»»
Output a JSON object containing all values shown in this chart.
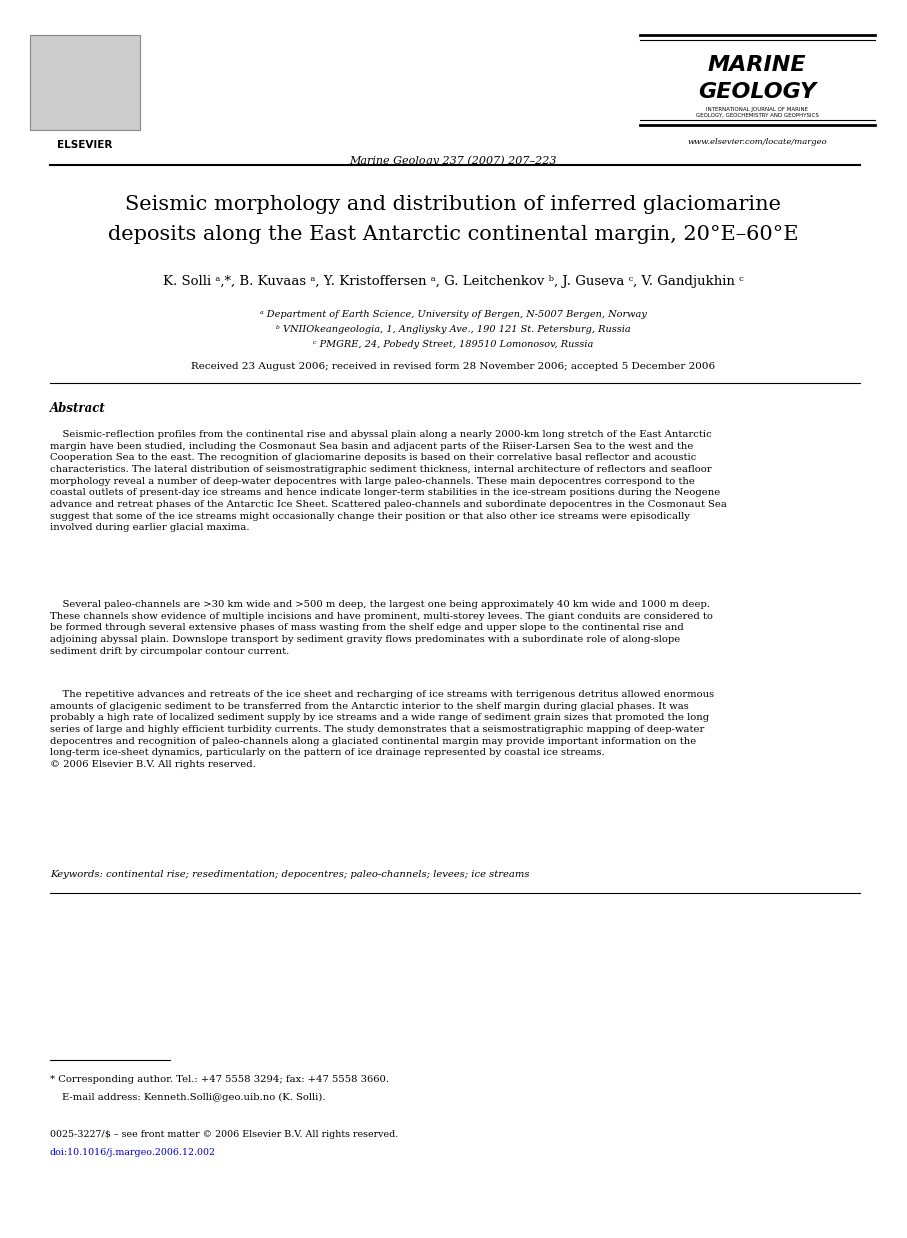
{
  "bg_color": "#ffffff",
  "title_line1": "Seismic morphology and distribution of inferred glaciomarine",
  "title_line2": "deposits along the East Antarctic continental margin, 20°E–60°E",
  "authors": "K. Solli ᵃ,*, B. Kuvaas ᵃ, Y. Kristoffersen ᵃ, G. Leitchenkov ᵇ, J. Guseva ᶜ, V. Gandjukhin ᶜ",
  "affil_a": "ᵃ Department of Earth Science, University of Bergen, N-5007 Bergen, Norway",
  "affil_b": "ᵇ VNIIOkeangeologia, 1, Angliysky Ave., 190 121 St. Petersburg, Russia",
  "affil_c": "ᶜ PMGRE, 24, Pobedy Street, 189510 Lomonosov, Russia",
  "received": "Received 23 August 2006; received in revised form 28 November 2006; accepted 5 December 2006",
  "journal_center": "Marine Geology 237 (2007) 207–223",
  "journal_name_line1": "MARINE",
  "journal_name_line2": "GEOLOGY",
  "journal_url": "www.elsevier.com/locate/margeo",
  "abstract_title": "Abstract",
  "abstract_p1": "    Seismic-reflection profiles from the continental rise and abyssal plain along a nearly 2000-km long stretch of the East Antarctic\nmargin have been studied, including the Cosmonaut Sea basin and adjacent parts of the Riiser-Larsen Sea to the west and the\nCooperation Sea to the east. The recognition of glaciomarine deposits is based on their correlative basal reflector and acoustic\ncharacteristics. The lateral distribution of seismostratigraphic sediment thickness, internal architecture of reflectors and seafloor\nmorphology reveal a number of deep-water depocentres with large paleo-channels. These main depocentres correspond to the\ncoastal outlets of present-day ice streams and hence indicate longer-term stabilities in the ice-stream positions during the Neogene\nadvance and retreat phases of the Antarctic Ice Sheet. Scattered paleo-channels and subordinate depocentres in the Cosmonaut Sea\nsuggest that some of the ice streams might occasionally change their position or that also other ice streams were episodically\ninvolved during earlier glacial maxima.",
  "abstract_p2": "    Several paleo-channels are >30 km wide and >500 m deep, the largest one being approximately 40 km wide and 1000 m deep.\nThese channels show evidence of multiple incisions and have prominent, multi-storey levees. The giant conduits are considered to\nbe formed through several extensive phases of mass wasting from the shelf edge and upper slope to the continental rise and\nadjoining abyssal plain. Downslope transport by sediment gravity flows predominates with a subordinate role of along-slope\nsediment drift by circumpolar contour current.",
  "abstract_p3": "    The repetitive advances and retreats of the ice sheet and recharging of ice streams with terrigenous detritus allowed enormous\namounts of glacigenic sediment to be transferred from the Antarctic interior to the shelf margin during glacial phases. It was\nprobably a high rate of localized sediment supply by ice streams and a wide range of sediment grain sizes that promoted the long\nseries of large and highly efficient turbidity currents. The study demonstrates that a seismostratigraphic mapping of deep-water\ndepocentres and recognition of paleo-channels along a glaciated continental margin may provide important information on the\nlong-term ice-sheet dynamics, particularly on the pattern of ice drainage represented by coastal ice streams.\n© 2006 Elsevier B.V. All rights reserved.",
  "keywords": "Keywords: continental rise; resedimentation; depocentres; paleo-channels; levees; ice streams",
  "footnote_star": "* Corresponding author. Tel.: +47 5558 3294; fax: +47 5558 3660.",
  "footnote_email": "E-mail address: Kenneth.Solli@geo.uib.no (K. Solli).",
  "issn": "0025-3227/$ – see front matter © 2006 Elsevier B.V. All rights reserved.",
  "doi": "doi:10.1016/j.margeo.2006.12.002"
}
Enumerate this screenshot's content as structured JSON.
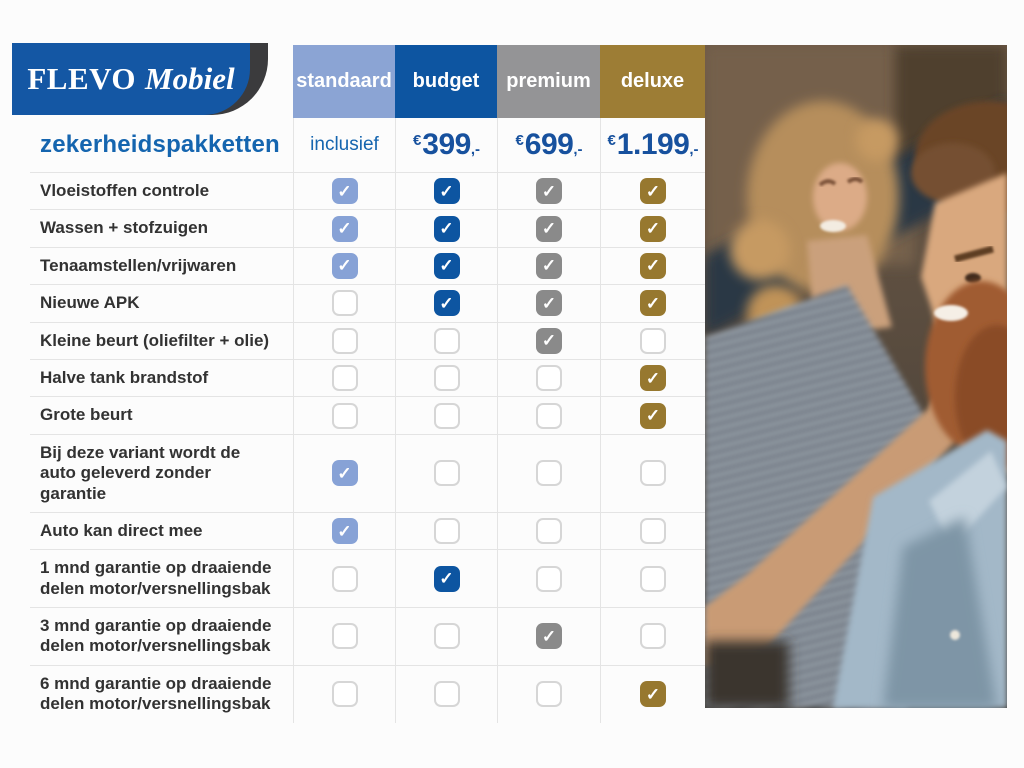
{
  "logo": {
    "brand": "FLEVO",
    "brand_suffix": "Mobiel",
    "plate_color": "#1457a4",
    "swoosh_color": "#3b3b3d"
  },
  "title": "zekerheidspakketten",
  "icons": {
    "check_glyph": "✓"
  },
  "packages": [
    {
      "id": "standaard",
      "label": "standaard",
      "header_color": "#8ba4d4",
      "check_color": "#87a2d6",
      "price_text": "inclusief"
    },
    {
      "id": "budget",
      "label": "budget",
      "header_color": "#0d55a1",
      "check_color": "#0d55a1",
      "currency": "€",
      "amount": "399",
      "amount_suffix": ",-"
    },
    {
      "id": "premium",
      "label": "premium",
      "header_color": "#949496",
      "check_color": "#8a8a8a",
      "currency": "€",
      "amount": "699",
      "amount_suffix": ",-"
    },
    {
      "id": "deluxe",
      "label": "deluxe",
      "header_color": "#9d7d35",
      "check_color": "#97782f",
      "currency": "€",
      "amount": "1.199",
      "amount_suffix": ",-"
    }
  ],
  "features": [
    {
      "label": "Vloeistoffen controle",
      "checks": [
        true,
        true,
        true,
        true
      ]
    },
    {
      "label": "Wassen + stofzuigen",
      "checks": [
        true,
        true,
        true,
        true
      ]
    },
    {
      "label": "Tenaamstellen/vrijwaren",
      "checks": [
        true,
        true,
        true,
        true
      ]
    },
    {
      "label": "Nieuwe APK",
      "checks": [
        false,
        true,
        true,
        true
      ]
    },
    {
      "label": "Kleine beurt (oliefilter + olie)",
      "checks": [
        false,
        false,
        true,
        false
      ]
    },
    {
      "label": "Halve tank brandstof",
      "checks": [
        false,
        false,
        false,
        true
      ]
    },
    {
      "label": "Grote beurt",
      "checks": [
        false,
        false,
        false,
        true
      ]
    },
    {
      "label": "Bij deze variant wordt de auto geleverd zonder garantie",
      "checks": [
        true,
        false,
        false,
        false
      ]
    },
    {
      "label": "Auto kan direct mee",
      "checks": [
        true,
        false,
        false,
        false
      ]
    },
    {
      "label": "1 mnd garantie op draaiende delen motor/versnellingsbak",
      "checks": [
        false,
        true,
        false,
        false
      ]
    },
    {
      "label": "3 mnd garantie op draaiende delen motor/versnellingsbak",
      "checks": [
        false,
        false,
        true,
        false
      ]
    },
    {
      "label": "6 mnd garantie op draaiende delen motor/versnellingsbak",
      "checks": [
        false,
        false,
        false,
        true
      ]
    }
  ],
  "photo": {
    "description": "Smiling couple sitting together in a car"
  }
}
««
Return the material exactly as given, apart from the pictures.

* **Exercise answer**:
Output a JSON object containing all values shown in this chart.
{
  "bg_color": "#ffffff",
  "title_line1": "Seismic morphology and distribution of inferred glaciomarine",
  "title_line2": "deposits along the East Antarctic continental margin, 20°E–60°E",
  "authors": "K. Solli ᵃ,*, B. Kuvaas ᵃ, Y. Kristoffersen ᵃ, G. Leitchenkov ᵇ, J. Guseva ᶜ, V. Gandjukhin ᶜ",
  "affil_a": "ᵃ Department of Earth Science, University of Bergen, N-5007 Bergen, Norway",
  "affil_b": "ᵇ VNIIOkeangeologia, 1, Angliysky Ave., 190 121 St. Petersburg, Russia",
  "affil_c": "ᶜ PMGRE, 24, Pobedy Street, 189510 Lomonosov, Russia",
  "received": "Received 23 August 2006; received in revised form 28 November 2006; accepted 5 December 2006",
  "journal_center": "Marine Geology 237 (2007) 207–223",
  "journal_name_line1": "MARINE",
  "journal_name_line2": "GEOLOGY",
  "journal_url": "www.elsevier.com/locate/margeo",
  "abstract_title": "Abstract",
  "abstract_p1": "    Seismic-reflection profiles from the continental rise and abyssal plain along a nearly 2000-km long stretch of the East Antarctic\nmargin have been studied, including the Cosmonaut Sea basin and adjacent parts of the Riiser-Larsen Sea to the west and the\nCooperation Sea to the east. The recognition of glaciomarine deposits is based on their correlative basal reflector and acoustic\ncharacteristics. The lateral distribution of seismostratigraphic sediment thickness, internal architecture of reflectors and seafloor\nmorphology reveal a number of deep-water depocentres with large paleo-channels. These main depocentres correspond to the\ncoastal outlets of present-day ice streams and hence indicate longer-term stabilities in the ice-stream positions during the Neogene\nadvance and retreat phases of the Antarctic Ice Sheet. Scattered paleo-channels and subordinate depocentres in the Cosmonaut Sea\nsuggest that some of the ice streams might occasionally change their position or that also other ice streams were episodically\ninvolved during earlier glacial maxima.",
  "abstract_p2": "    Several paleo-channels are >30 km wide and >500 m deep, the largest one being approximately 40 km wide and 1000 m deep.\nThese channels show evidence of multiple incisions and have prominent, multi-storey levees. The giant conduits are considered to\nbe formed through several extensive phases of mass wasting from the shelf edge and upper slope to the continental rise and\nadjoining abyssal plain. Downslope transport by sediment gravity flows predominates with a subordinate role of along-slope\nsediment drift by circumpolar contour current.",
  "abstract_p3": "    The repetitive advances and retreats of the ice sheet and recharging of ice streams with terrigenous detritus allowed enormous\namounts of glacigenic sediment to be transferred from the Antarctic interior to the shelf margin during glacial phases. It was\nprobably a high rate of localized sediment supply by ice streams and a wide range of sediment grain sizes that promoted the long\nseries of large and highly efficient turbidity currents. The study demonstrates that a seismostratigraphic mapping of deep-water\ndepocentres and recognition of paleo-channels along a glaciated continental margin may provide important information on the\nlong-term ice-sheet dynamics, particularly on the pattern of ice drainage represented by coastal ice streams.\n© 2006 Elsevier B.V. All rights reserved.",
  "keywords": "Keywords: continental rise; resedimentation; depocentres; paleo-channels; levees; ice streams",
  "footnote_star": "* Corresponding author. Tel.: +47 5558 3294; fax: +47 5558 3660.",
  "footnote_email": "E-mail address: Kenneth.Solli@geo.uib.no (K. Solli).",
  "issn": "0025-3227/$ – see front matter © 2006 Elsevier B.V. All rights reserved.",
  "doi": "doi:10.1016/j.margeo.2006.12.002"
}
Enumerate this screenshot's content as structured JSON.
{
  "logo": {
    "brand": "FLEVO",
    "brand_suffix": "Mobiel",
    "plate_color": "#1457a4",
    "swoosh_color": "#3b3b3d"
  },
  "title": "zekerheidspakketten",
  "icons": {
    "check_glyph": "✓"
  },
  "packages": [
    {
      "id": "standaard",
      "label": "standaard",
      "header_color": "#8ba4d4",
      "check_color": "#87a2d6",
      "price_text": "inclusief"
    },
    {
      "id": "budget",
      "label": "budget",
      "header_color": "#0d55a1",
      "check_color": "#0d55a1",
      "currency": "€",
      "amount": "399",
      "amount_suffix": ",-"
    },
    {
      "id": "premium",
      "label": "premium",
      "header_color": "#949496",
      "check_color": "#8a8a8a",
      "currency": "€",
      "amount": "699",
      "amount_suffix": ",-"
    },
    {
      "id": "deluxe",
      "label": "deluxe",
      "header_color": "#9d7d35",
      "check_color": "#97782f",
      "currency": "€",
      "amount": "1.199",
      "amount_suffix": ",-"
    }
  ],
  "features": [
    {
      "label": "Vloeistoffen controle",
      "checks": [
        true,
        true,
        true,
        true
      ]
    },
    {
      "label": "Wassen + stofzuigen",
      "checks": [
        true,
        true,
        true,
        true
      ]
    },
    {
      "label": "Tenaamstellen/vrijwaren",
      "checks": [
        true,
        true,
        true,
        true
      ]
    },
    {
      "label": "Nieuwe APK",
      "checks": [
        false,
        true,
        true,
        true
      ]
    },
    {
      "label": "Kleine beurt (oliefilter + olie)",
      "checks": [
        false,
        false,
        true,
        false
      ]
    },
    {
      "label": "Halve tank brandstof",
      "checks": [
        false,
        false,
        false,
        true
      ]
    },
    {
      "label": "Grote beurt",
      "checks": [
        false,
        false,
        false,
        true
      ]
    },
    {
      "label": "Bij deze variant wordt de auto geleverd zonder garantie",
      "checks": [
        true,
        false,
        false,
        false
      ]
    },
    {
      "label": "Auto kan direct mee",
      "checks": [
        true,
        false,
        false,
        false
      ]
    },
    {
      "label": "1 mnd garantie op draaiende delen motor/versnellingsbak",
      "checks": [
        false,
        true,
        false,
        false
      ]
    },
    {
      "label": "3 mnd garantie op draaiende delen motor/versnellingsbak",
      "checks": [
        false,
        false,
        true,
        false
      ]
    },
    {
      "label": "6 mnd garantie op draaiende delen motor/versnellingsbak",
      "checks": [
        false,
        false,
        false,
        true
      ]
    }
  ],
  "photo": {
    "description": "Smiling couple sitting together in a car"
  }
}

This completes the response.